■ **Goal**
In full and without deviation, write out the entries that follow.

START

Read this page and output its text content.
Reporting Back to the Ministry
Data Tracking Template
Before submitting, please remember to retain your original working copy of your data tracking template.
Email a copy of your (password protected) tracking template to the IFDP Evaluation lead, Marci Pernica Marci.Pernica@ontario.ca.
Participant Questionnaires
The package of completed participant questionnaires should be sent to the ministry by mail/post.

END

■ **Exercise response**
Read this page and output its text content.
Reporting Back to the Ministry
Data Tracking Template
Before submitting, please remember to retain your original working copy of your data tracking template.
Email a copy of your (password protected) tracking template to the IFDP Evaluation lead, Marci Pernica Marci.Pernica@ontario.ca.
Participant Questionnaires
The package of completed participant questionnaires should be sent to the ministry by mail/post.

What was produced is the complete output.